§ **WORK TO DO**:
Nothing should be left out: output all of the entries exactly.

[Data excerpts]
━━━━━━━━
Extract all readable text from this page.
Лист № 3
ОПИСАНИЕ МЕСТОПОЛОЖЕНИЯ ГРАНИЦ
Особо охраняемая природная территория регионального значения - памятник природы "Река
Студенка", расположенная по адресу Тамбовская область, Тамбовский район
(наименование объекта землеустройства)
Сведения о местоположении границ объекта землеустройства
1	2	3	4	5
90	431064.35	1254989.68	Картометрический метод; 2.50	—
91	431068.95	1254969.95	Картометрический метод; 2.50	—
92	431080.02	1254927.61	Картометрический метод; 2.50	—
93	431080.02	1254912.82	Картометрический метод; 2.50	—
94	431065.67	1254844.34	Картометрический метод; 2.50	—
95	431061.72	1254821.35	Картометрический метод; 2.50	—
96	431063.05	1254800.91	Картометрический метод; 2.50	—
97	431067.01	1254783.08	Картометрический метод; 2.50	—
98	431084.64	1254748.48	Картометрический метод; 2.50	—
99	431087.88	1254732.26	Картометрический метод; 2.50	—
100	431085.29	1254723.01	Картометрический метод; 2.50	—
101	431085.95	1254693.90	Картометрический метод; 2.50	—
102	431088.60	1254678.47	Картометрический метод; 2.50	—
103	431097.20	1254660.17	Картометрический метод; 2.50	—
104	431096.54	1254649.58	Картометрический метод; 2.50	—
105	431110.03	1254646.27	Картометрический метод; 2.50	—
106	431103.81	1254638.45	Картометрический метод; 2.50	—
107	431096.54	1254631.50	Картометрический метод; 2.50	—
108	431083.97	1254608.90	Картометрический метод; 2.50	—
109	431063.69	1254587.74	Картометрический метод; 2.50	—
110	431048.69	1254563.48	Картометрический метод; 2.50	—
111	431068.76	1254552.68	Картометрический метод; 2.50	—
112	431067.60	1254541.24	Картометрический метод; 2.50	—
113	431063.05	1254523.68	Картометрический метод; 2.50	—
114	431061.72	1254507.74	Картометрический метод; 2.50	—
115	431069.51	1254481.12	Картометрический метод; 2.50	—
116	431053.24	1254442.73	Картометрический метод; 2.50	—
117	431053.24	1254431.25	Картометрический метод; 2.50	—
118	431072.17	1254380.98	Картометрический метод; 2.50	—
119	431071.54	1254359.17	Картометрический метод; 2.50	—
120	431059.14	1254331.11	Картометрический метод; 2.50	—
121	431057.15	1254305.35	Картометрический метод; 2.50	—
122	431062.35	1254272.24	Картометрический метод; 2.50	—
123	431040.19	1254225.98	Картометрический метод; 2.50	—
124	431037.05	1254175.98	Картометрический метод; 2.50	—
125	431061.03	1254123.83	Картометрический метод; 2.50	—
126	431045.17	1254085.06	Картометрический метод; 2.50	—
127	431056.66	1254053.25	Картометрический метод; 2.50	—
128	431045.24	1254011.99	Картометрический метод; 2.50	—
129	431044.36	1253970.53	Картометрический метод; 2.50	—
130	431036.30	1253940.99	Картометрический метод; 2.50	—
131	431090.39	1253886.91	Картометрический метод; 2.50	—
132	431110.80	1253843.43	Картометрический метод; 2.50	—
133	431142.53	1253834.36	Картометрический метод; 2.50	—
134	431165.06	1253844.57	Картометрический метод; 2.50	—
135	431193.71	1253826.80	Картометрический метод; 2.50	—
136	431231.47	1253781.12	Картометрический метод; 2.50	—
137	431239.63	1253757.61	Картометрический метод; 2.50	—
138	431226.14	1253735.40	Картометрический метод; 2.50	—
━━━━━━━━
§ **RESULT FOR THIS TASK**:
Extract all readable text from this page.
Лист № 3
ОПИСАНИЕ МЕСТОПОЛОЖЕНИЯ ГРАНИЦ
Особо охраняемая природная территория регионального значения - памятник природы "Река
Студенка", расположенная по адресу Тамбовская область, Тамбовский район
(наименование объекта землеустройства)
Сведения о местоположении границ объекта землеустройства
1	2	3	4	5
90	431064.35	1254989.68	Картометрический метод; 2.50	—
91	431068.95	1254969.95	Картометрический метод; 2.50	—
92	431080.02	1254927.61	Картометрический метод; 2.50	—
93	431080.02	1254912.82	Картометрический метод; 2.50	—
94	431065.67	1254844.34	Картометрический метод; 2.50	—
95	431061.72	1254821.35	Картометрический метод; 2.50	—
96	431063.05	1254800.91	Картометрический метод; 2.50	—
97	431067.01	1254783.08	Картометрический метод; 2.50	—
98	431084.64	1254748.48	Картометрический метод; 2.50	—
99	431087.88	1254732.26	Картометрический метод; 2.50	—
100	431085.29	1254723.01	Картометрический метод; 2.50	—
101	431085.95	1254693.90	Картометрический метод; 2.50	—
102	431088.60	1254678.47	Картометрический метод; 2.50	—
103	431097.20	1254660.17	Картометрический метод; 2.50	—
104	431096.54	1254649.58	Картометрический метод; 2.50	—
105	431110.03	1254646.27	Картометрический метод; 2.50	—
106	431103.81	1254638.45	Картометрический метод; 2.50	—
107	431096.54	1254631.50	Картометрический метод; 2.50	—
108	431083.97	1254608.90	Картометрический метод; 2.50	—
109	431063.69	1254587.74	Картометрический метод; 2.50	—
110	431048.69	1254563.48	Картометрический метод; 2.50	—
111	431068.76	1254552.68	Картометрический метод; 2.50	—
112	431067.60	1254541.24	Картометрический метод; 2.50	—
113	431063.05	1254523.68	Картометрический метод; 2.50	—
114	431061.72	1254507.74	Картометрический метод; 2.50	—
115	431069.51	1254481.12	Картометрический метод; 2.50	—
116	431053.24	1254442.73	Картометрический метод; 2.50	—
117	431053.24	1254431.25	Картометрический метод; 2.50	—
118	431072.17	1254380.98	Картометрический метод; 2.50	—
119	431071.54	1254359.17	Картометрический метод; 2.50	—
120	431059.14	1254331.11	Картометрический метод; 2.50	—
121	431057.15	1254305.35	Картометрический метод; 2.50	—
122	431062.35	1254272.24	Картометрический метод; 2.50	—
123	431040.19	1254225.98	Картометрический метод; 2.50	—
124	431037.05	1254175.98	Картометрический метод; 2.50	—
125	431061.03	1254123.83	Картометрический метод; 2.50	—
126	431045.17	1254085.06	Картометрический метод; 2.50	—
127	431056.66	1254053.25	Картометрический метод; 2.50	—
128	431045.24	1254011.99	Картометрический метод; 2.50	—
129	431044.36	1253970.53	Картометрический метод; 2.50	—
130	431036.30	1253940.99	Картометрический метод; 2.50	—
131	431090.39	1253886.91	Картометрический метод; 2.50	—
132	431110.80	1253843.43	Картометрический метод; 2.50	—
133	431142.53	1253834.36	Картометрический метод; 2.50	—
134	431165.06	1253844.57	Картометрический метод; 2.50	—
135	431193.71	1253826.80	Картометрический метод; 2.50	—
136	431231.47	1253781.12	Картометрический метод; 2.50	—
137	431239.63	1253757.61	Картометрический метод; 2.50	—
138	431226.14	1253735.40	Картометрический метод; 2.50	—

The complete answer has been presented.